··· Records to process

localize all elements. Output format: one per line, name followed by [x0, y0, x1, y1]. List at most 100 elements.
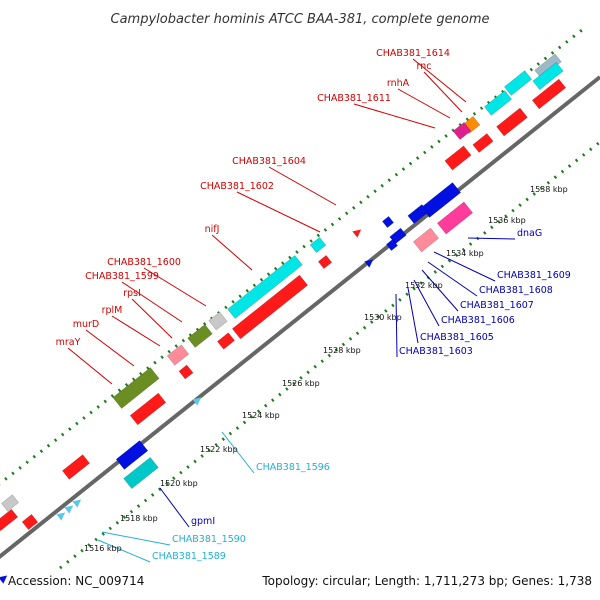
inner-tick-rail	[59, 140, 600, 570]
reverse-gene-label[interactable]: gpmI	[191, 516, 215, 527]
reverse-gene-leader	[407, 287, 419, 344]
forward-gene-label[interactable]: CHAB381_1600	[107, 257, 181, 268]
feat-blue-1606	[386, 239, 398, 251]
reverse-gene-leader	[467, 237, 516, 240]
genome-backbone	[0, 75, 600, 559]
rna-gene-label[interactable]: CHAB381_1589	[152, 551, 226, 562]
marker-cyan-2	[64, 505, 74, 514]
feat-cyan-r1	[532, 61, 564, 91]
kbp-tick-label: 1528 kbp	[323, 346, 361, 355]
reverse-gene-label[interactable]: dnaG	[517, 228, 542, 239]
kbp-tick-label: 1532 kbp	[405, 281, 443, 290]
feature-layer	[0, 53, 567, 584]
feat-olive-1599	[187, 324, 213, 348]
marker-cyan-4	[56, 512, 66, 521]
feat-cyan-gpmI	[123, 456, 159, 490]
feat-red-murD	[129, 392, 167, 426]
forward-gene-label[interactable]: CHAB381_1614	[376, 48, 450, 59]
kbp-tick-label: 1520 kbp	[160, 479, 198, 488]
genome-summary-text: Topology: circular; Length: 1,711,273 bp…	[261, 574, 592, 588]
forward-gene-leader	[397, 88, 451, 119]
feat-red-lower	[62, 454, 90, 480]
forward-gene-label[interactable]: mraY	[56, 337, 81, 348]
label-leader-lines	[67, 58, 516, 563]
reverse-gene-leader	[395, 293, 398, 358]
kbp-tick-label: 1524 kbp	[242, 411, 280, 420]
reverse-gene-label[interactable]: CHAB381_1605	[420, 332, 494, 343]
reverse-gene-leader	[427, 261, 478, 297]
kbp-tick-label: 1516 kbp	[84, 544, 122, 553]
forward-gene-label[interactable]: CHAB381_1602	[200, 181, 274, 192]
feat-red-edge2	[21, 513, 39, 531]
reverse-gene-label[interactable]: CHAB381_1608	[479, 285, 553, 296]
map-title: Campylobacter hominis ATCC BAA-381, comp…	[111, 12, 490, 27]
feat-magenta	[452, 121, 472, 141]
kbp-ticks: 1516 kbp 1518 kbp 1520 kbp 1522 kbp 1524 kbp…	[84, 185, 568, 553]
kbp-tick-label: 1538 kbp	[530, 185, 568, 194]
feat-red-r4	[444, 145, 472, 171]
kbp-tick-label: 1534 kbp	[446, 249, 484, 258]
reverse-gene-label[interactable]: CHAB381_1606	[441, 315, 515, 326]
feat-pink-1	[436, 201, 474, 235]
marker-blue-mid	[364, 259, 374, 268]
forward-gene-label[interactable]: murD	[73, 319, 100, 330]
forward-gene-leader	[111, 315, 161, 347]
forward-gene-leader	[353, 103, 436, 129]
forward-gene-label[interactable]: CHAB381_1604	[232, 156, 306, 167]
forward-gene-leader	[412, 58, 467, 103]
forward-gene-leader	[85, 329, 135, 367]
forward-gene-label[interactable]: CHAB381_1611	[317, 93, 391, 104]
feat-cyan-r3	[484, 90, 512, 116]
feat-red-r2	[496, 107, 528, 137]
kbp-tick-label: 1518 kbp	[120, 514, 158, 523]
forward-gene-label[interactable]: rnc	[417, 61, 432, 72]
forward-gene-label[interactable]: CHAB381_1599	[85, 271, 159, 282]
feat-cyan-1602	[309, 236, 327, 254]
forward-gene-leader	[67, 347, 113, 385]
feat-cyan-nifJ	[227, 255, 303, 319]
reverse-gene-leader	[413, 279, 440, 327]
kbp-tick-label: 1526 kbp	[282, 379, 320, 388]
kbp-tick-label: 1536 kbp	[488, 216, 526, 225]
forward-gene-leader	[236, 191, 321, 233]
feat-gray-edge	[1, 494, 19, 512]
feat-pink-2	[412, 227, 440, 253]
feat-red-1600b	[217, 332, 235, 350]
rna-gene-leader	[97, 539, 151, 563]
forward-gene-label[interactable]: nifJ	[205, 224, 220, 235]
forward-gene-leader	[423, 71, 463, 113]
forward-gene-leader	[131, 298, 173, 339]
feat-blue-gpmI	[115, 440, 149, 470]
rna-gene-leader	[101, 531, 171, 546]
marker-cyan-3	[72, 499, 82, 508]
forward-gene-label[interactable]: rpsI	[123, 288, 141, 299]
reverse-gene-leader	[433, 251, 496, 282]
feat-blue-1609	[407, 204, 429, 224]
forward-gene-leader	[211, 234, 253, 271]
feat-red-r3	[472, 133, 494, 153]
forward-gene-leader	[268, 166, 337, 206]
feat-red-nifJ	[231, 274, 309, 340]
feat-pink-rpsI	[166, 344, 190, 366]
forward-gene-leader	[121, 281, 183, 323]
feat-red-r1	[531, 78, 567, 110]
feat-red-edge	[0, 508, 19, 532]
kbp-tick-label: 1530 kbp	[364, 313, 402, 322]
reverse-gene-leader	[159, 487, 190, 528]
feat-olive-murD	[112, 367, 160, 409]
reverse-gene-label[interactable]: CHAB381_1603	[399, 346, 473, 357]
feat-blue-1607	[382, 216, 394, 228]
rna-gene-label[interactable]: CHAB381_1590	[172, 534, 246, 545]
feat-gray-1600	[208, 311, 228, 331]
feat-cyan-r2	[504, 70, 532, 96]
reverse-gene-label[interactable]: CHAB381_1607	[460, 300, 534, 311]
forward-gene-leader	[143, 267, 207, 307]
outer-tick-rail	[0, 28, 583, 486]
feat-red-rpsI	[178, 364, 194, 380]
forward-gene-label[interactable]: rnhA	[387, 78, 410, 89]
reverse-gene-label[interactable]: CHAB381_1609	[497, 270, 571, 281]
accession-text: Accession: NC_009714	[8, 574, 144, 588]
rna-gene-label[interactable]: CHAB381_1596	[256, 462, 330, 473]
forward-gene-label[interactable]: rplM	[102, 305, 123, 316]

······
··· Records to process

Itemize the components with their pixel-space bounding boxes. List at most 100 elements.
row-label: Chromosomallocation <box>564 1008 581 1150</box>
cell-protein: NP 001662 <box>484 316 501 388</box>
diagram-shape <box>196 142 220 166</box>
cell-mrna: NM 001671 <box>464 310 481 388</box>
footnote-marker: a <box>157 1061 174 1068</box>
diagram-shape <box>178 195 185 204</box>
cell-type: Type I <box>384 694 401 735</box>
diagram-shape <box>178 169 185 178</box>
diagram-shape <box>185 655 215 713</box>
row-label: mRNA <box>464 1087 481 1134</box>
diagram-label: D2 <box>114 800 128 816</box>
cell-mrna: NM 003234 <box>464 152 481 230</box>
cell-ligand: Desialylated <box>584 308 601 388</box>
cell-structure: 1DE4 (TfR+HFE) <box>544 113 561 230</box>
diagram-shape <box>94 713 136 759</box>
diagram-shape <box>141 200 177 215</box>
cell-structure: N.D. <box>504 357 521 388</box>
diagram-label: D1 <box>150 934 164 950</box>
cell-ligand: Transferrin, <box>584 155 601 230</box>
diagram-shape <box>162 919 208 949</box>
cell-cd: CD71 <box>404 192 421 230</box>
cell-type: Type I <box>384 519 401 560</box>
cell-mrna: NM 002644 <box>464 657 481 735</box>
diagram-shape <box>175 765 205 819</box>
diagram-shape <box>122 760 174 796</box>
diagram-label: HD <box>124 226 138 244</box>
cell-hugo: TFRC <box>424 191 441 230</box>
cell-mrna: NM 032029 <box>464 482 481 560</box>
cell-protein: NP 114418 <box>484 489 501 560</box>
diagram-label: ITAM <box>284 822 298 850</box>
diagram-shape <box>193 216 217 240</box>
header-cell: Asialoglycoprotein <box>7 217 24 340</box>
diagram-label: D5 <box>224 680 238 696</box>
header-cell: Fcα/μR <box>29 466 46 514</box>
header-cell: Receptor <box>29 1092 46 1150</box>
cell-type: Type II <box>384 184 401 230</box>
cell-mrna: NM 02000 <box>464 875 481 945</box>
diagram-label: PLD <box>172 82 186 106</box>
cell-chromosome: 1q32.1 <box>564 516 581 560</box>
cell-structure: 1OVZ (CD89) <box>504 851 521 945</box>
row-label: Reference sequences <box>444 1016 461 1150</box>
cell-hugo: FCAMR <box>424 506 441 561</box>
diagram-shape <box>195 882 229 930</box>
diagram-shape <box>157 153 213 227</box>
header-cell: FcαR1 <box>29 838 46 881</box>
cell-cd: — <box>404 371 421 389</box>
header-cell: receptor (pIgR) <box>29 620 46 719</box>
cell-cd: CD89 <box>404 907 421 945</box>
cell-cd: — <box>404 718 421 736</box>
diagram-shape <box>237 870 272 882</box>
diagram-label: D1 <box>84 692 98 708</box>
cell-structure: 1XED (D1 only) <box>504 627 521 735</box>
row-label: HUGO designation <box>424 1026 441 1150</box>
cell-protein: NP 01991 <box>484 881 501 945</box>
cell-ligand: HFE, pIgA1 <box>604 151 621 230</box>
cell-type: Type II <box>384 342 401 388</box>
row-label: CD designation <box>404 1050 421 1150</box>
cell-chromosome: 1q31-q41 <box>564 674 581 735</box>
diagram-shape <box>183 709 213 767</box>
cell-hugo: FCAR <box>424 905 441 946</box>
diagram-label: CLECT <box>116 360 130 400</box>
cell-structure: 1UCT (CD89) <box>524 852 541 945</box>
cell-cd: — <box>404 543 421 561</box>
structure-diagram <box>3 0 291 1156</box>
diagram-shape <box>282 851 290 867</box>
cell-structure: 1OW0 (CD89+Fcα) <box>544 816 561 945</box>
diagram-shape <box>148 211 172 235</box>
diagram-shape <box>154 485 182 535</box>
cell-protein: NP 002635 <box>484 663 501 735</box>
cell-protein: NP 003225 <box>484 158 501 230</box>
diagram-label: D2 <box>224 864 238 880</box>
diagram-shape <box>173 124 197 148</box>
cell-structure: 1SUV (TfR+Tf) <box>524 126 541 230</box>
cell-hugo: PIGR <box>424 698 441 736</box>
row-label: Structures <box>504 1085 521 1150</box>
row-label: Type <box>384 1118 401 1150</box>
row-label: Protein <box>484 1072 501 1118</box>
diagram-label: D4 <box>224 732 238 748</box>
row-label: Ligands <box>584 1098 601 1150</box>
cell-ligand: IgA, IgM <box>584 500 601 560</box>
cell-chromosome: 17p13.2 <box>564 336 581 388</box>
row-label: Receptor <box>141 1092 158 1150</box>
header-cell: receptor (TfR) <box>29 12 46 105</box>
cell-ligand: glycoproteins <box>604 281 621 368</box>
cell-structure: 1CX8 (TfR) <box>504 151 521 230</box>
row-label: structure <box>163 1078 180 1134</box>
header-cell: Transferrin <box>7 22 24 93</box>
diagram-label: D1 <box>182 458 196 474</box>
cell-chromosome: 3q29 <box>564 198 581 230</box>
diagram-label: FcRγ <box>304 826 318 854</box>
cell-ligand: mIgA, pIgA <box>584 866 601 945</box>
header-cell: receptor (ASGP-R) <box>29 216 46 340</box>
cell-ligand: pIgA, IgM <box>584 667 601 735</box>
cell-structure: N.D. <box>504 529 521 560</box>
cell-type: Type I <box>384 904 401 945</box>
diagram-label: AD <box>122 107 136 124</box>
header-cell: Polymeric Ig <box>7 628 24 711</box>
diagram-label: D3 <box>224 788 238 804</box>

······
··· Records to process

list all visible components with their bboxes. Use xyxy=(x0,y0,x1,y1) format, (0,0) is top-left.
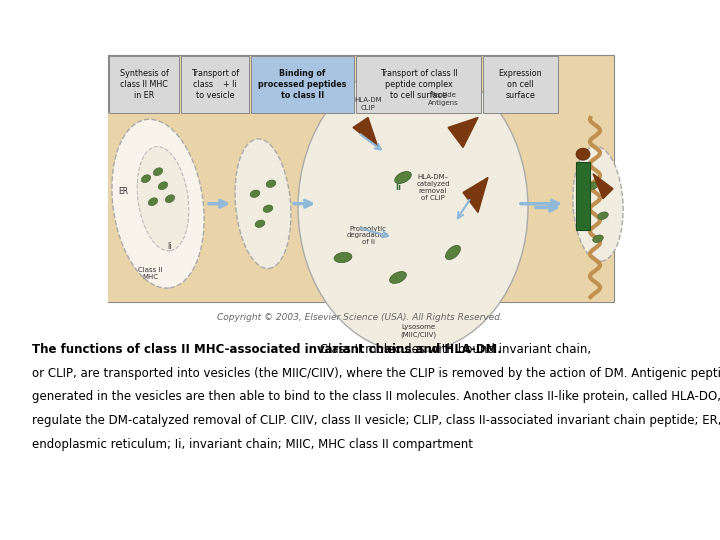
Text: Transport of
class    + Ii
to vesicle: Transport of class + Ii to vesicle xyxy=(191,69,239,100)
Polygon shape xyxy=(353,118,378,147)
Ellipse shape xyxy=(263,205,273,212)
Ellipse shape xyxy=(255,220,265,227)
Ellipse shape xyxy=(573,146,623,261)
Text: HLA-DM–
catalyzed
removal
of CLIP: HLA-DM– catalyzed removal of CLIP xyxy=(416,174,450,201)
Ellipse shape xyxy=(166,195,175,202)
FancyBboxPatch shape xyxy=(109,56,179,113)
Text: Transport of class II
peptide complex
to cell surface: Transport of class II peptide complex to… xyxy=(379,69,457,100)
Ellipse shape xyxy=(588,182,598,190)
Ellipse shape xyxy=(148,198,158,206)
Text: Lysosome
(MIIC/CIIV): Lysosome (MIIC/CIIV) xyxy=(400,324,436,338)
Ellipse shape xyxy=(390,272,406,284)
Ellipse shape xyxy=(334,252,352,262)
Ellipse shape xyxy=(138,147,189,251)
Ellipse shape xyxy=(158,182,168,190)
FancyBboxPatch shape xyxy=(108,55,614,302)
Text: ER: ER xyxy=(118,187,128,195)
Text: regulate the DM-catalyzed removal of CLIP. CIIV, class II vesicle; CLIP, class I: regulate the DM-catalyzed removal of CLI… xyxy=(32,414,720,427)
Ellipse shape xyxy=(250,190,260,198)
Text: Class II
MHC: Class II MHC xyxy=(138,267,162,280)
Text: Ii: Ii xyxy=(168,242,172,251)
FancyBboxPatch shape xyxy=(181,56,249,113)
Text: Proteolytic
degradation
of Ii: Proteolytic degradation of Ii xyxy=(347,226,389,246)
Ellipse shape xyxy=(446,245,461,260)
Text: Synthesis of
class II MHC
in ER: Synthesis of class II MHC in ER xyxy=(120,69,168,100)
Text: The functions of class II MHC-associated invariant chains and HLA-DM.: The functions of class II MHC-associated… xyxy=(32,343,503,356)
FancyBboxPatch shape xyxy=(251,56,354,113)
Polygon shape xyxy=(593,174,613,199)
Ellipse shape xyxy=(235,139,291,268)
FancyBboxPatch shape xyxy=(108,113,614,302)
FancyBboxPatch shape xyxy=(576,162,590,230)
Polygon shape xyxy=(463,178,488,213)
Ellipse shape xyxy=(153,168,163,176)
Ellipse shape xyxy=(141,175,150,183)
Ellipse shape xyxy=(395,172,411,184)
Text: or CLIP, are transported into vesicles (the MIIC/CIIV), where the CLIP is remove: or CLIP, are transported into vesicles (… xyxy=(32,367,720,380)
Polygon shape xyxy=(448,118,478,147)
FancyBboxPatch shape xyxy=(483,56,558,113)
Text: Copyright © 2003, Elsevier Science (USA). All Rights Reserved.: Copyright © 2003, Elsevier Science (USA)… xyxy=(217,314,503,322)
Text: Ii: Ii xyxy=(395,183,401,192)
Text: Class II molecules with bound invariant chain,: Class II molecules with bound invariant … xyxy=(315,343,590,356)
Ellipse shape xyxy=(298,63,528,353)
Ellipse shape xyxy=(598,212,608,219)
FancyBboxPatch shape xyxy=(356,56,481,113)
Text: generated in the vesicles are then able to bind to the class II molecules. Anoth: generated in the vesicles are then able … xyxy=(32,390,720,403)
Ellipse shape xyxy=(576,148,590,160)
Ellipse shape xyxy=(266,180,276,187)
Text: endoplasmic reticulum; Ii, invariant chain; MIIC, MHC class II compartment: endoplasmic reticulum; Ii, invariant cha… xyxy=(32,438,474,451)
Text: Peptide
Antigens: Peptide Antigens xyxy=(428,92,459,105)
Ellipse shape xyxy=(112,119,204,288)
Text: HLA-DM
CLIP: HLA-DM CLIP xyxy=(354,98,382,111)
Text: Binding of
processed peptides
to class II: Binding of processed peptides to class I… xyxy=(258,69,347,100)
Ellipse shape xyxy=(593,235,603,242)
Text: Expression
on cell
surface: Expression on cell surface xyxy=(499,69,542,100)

······

Your response should contain each line of the listing in which the word "CIIV" occurs.

(MIIC/CIIV): Lysosome (MIIC/CIIV) xyxy=(400,324,436,338)
Text: regulate the DM-catalyzed removal of CLIP. CIIV, class II vesicle; CLIP, class I: regulate the DM-catalyzed removal of CLI… xyxy=(32,414,720,427)
Text: or CLIP, are transported into vesicles (the MIIC/CIIV), where the CLIP is remove: or CLIP, are transported into vesicles (… xyxy=(32,367,720,380)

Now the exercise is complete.